■ PROBLEM DETAILS: Pull out every line containing the string "title".

(Structured figure records)

● ● ● ●

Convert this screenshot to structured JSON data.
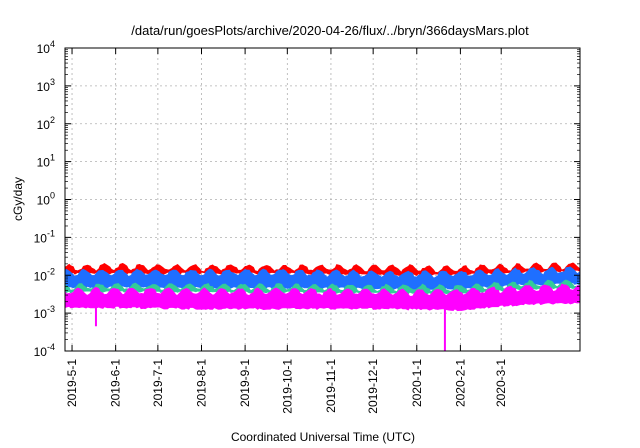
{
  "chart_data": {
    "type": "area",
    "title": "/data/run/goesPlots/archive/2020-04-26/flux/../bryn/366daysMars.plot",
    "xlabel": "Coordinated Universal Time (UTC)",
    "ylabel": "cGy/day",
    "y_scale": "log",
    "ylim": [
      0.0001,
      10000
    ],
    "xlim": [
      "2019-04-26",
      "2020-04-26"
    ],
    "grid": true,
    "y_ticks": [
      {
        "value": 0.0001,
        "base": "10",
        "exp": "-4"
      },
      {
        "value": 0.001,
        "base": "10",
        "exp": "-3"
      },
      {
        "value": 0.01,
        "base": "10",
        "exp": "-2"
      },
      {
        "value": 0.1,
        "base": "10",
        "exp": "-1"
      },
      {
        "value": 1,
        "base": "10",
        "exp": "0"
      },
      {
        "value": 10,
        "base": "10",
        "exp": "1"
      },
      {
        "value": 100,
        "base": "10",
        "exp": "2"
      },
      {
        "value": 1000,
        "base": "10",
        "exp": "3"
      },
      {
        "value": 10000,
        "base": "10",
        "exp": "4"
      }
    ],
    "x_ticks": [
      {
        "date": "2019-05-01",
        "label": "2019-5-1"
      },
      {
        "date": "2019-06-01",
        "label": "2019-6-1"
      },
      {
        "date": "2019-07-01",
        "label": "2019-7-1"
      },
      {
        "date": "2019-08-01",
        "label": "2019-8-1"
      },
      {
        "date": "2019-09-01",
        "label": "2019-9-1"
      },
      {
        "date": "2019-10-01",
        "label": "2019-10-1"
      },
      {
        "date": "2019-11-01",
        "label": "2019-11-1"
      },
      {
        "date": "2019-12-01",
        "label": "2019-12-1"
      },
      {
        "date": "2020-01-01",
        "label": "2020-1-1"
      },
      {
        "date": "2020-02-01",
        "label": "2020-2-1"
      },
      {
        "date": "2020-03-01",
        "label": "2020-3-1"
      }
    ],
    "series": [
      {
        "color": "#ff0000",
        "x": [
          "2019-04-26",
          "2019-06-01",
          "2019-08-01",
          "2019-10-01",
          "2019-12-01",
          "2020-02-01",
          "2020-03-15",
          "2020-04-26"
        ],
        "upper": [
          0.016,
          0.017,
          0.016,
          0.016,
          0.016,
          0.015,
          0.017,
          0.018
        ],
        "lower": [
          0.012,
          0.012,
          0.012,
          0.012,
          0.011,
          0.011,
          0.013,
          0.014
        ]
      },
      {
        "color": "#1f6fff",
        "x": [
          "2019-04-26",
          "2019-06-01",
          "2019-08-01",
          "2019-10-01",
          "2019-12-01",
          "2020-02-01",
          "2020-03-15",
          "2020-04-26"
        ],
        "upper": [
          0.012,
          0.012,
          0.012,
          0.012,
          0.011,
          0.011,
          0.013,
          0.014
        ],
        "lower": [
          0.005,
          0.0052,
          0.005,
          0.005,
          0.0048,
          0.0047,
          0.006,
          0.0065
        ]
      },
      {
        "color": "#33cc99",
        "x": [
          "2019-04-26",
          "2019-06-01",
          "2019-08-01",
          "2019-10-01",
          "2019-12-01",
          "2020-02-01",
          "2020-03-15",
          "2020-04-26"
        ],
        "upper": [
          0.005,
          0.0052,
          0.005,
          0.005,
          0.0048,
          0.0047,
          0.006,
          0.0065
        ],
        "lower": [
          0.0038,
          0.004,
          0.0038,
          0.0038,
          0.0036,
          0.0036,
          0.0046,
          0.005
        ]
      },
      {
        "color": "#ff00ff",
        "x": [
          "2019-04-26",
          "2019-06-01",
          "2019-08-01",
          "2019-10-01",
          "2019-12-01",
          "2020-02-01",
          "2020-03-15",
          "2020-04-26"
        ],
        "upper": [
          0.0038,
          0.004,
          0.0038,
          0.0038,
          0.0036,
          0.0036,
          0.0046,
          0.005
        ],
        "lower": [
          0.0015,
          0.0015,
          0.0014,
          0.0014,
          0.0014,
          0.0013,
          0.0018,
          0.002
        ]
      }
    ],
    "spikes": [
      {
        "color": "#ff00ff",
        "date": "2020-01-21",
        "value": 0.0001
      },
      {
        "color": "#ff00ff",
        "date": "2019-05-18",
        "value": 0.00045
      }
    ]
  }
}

● ● ● ●

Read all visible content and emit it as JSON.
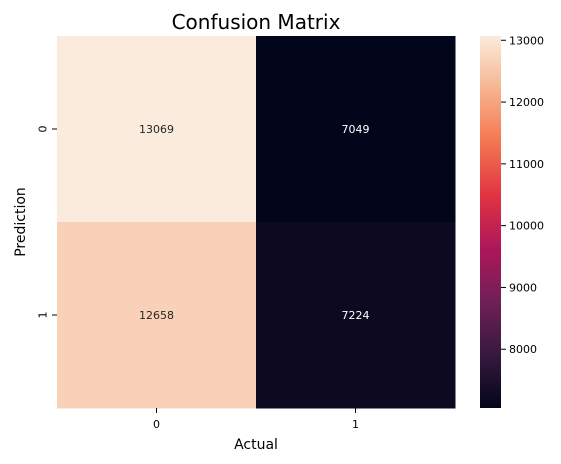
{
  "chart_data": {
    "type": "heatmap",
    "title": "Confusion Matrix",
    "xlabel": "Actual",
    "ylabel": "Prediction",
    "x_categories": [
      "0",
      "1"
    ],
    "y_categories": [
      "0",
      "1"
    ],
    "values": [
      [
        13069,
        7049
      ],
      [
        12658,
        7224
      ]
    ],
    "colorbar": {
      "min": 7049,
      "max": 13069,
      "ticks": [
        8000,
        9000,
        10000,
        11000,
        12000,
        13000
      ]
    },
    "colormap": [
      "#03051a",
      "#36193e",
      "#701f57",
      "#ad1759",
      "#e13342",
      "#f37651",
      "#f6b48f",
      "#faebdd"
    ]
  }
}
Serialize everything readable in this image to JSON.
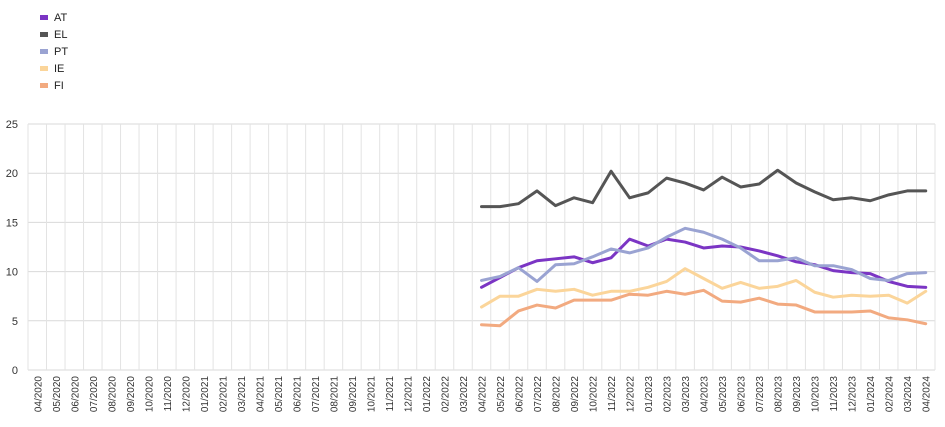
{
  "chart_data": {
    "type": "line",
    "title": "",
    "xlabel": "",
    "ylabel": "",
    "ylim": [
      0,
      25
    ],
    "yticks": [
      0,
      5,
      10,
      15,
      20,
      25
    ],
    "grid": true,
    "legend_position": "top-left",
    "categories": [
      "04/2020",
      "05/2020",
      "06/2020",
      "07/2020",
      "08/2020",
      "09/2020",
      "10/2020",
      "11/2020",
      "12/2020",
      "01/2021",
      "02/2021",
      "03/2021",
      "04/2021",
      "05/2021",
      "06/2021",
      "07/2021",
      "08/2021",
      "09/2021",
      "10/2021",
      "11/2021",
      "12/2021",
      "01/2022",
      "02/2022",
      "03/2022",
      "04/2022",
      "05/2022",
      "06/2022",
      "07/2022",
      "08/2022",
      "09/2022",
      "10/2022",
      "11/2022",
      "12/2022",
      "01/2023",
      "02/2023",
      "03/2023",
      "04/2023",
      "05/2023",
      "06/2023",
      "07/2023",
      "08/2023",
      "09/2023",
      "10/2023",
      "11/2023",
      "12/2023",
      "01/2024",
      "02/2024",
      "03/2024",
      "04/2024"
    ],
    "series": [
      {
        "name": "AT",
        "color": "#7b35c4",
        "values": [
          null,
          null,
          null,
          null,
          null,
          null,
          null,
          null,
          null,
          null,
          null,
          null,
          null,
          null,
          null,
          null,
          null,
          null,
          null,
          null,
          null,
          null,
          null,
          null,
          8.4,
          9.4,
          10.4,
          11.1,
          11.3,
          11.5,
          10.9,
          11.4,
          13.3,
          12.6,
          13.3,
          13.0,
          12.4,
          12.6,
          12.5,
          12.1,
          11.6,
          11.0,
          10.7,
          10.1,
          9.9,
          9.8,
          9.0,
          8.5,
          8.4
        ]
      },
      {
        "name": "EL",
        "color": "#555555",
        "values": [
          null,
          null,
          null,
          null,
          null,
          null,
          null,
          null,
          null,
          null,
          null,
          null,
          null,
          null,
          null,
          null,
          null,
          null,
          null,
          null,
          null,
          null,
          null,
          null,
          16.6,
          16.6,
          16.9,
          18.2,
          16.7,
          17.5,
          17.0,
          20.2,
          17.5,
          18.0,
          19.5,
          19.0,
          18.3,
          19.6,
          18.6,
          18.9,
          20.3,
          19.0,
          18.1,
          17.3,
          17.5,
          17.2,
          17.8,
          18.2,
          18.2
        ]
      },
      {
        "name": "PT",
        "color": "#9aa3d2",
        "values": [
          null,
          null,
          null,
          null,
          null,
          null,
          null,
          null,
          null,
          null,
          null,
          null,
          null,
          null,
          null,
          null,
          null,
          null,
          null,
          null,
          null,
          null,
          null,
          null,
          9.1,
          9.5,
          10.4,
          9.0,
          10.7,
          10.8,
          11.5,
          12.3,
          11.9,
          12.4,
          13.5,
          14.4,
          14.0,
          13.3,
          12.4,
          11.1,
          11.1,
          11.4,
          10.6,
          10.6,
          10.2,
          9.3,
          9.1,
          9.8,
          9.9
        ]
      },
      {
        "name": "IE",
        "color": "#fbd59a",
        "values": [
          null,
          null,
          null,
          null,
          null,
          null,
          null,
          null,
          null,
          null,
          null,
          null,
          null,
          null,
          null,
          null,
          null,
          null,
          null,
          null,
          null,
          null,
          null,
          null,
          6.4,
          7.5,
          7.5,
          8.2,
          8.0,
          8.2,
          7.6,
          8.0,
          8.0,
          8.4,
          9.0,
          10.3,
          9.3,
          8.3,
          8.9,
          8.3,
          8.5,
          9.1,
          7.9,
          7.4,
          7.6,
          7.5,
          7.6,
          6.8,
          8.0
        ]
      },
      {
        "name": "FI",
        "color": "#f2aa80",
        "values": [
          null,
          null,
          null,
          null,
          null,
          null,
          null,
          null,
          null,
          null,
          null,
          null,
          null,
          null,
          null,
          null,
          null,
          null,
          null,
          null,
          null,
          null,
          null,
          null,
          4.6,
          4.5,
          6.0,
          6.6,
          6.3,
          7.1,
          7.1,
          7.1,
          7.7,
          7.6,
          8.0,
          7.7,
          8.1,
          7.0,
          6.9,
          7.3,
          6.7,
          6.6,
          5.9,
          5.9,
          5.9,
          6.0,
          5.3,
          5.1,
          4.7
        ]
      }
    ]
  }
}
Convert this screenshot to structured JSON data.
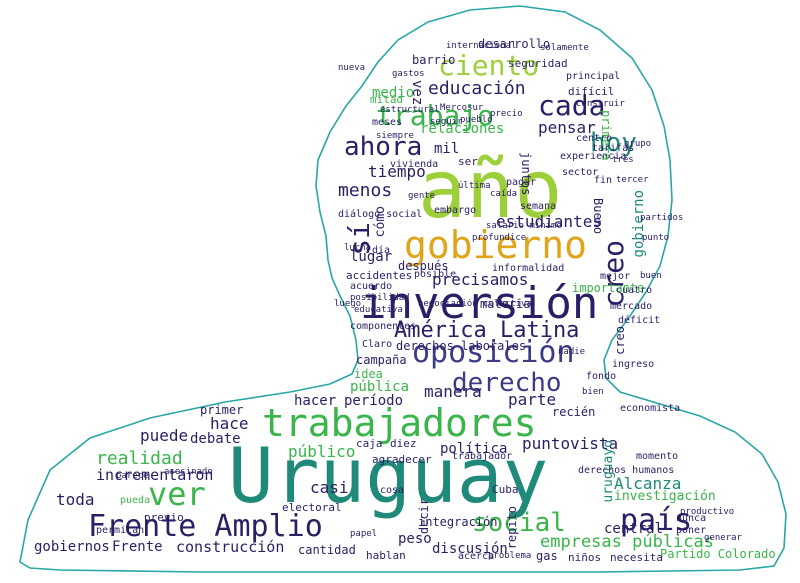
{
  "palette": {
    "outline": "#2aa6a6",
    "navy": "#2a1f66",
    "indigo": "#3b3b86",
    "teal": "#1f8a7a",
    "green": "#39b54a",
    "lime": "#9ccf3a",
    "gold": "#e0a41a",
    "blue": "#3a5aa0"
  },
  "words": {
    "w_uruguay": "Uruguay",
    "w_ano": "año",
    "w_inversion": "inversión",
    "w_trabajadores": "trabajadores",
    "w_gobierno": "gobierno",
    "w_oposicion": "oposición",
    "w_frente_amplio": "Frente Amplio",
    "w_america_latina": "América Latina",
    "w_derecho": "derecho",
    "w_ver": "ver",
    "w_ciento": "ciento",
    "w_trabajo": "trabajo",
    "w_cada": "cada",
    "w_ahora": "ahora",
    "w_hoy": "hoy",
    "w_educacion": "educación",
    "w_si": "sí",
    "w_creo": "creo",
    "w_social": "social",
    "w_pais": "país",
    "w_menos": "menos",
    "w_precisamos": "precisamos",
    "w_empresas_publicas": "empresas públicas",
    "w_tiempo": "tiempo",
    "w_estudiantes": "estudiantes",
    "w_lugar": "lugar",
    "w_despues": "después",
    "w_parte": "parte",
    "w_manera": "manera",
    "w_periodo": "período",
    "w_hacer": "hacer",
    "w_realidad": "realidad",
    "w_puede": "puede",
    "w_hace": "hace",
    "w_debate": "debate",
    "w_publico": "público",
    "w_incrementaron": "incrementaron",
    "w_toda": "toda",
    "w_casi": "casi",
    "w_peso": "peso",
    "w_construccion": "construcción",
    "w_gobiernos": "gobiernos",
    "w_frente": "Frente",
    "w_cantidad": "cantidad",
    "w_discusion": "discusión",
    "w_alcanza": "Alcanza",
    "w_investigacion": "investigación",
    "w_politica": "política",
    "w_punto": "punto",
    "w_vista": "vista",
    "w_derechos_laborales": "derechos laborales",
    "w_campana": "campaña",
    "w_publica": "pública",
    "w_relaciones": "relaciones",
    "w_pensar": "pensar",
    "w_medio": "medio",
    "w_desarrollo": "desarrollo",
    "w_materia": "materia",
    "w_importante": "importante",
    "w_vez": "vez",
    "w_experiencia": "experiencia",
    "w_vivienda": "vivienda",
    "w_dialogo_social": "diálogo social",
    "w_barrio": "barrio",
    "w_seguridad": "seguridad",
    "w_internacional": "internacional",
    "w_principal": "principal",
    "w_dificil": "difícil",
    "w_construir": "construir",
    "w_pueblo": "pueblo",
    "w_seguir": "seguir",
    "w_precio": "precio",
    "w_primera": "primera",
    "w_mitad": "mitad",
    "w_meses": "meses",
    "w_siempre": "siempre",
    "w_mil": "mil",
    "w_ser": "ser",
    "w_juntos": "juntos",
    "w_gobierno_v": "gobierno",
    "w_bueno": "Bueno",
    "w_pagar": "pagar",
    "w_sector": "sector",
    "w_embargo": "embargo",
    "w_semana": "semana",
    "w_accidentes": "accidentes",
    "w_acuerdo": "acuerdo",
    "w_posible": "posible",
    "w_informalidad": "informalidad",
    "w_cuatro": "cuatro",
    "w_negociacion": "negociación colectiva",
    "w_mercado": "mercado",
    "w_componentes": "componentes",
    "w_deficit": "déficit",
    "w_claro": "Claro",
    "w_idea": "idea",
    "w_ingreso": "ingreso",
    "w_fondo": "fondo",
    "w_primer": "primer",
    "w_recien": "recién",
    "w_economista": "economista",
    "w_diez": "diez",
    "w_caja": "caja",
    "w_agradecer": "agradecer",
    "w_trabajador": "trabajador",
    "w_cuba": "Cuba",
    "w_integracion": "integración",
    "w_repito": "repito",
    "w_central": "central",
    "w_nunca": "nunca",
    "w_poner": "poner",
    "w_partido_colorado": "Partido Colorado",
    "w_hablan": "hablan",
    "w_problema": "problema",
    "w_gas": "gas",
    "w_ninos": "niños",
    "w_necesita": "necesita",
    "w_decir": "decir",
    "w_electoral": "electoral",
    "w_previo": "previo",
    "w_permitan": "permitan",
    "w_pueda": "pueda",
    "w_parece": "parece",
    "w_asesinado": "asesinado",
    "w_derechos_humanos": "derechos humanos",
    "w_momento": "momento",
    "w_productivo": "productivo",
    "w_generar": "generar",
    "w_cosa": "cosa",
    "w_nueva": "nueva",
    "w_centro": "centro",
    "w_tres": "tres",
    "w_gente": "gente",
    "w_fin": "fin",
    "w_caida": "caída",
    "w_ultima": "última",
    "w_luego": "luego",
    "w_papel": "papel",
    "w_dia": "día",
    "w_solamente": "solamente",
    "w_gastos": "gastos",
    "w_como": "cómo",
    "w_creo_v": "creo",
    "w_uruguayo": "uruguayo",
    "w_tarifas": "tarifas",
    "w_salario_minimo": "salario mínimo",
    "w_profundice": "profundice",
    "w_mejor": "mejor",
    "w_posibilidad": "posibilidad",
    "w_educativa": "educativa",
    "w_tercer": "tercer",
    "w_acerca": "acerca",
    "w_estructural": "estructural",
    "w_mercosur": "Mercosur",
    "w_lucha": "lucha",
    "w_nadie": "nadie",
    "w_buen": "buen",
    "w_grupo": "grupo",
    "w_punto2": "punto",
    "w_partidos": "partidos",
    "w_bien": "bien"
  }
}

● ● ● ●

■ RESPONSE FOR THIS EXERCISE:
    "title": "/data/run/goesPlots/archive/2020-04-26/flux/../bryn/366daysMars.plot",
    "title": "Confusion Matrix",
    "title": "",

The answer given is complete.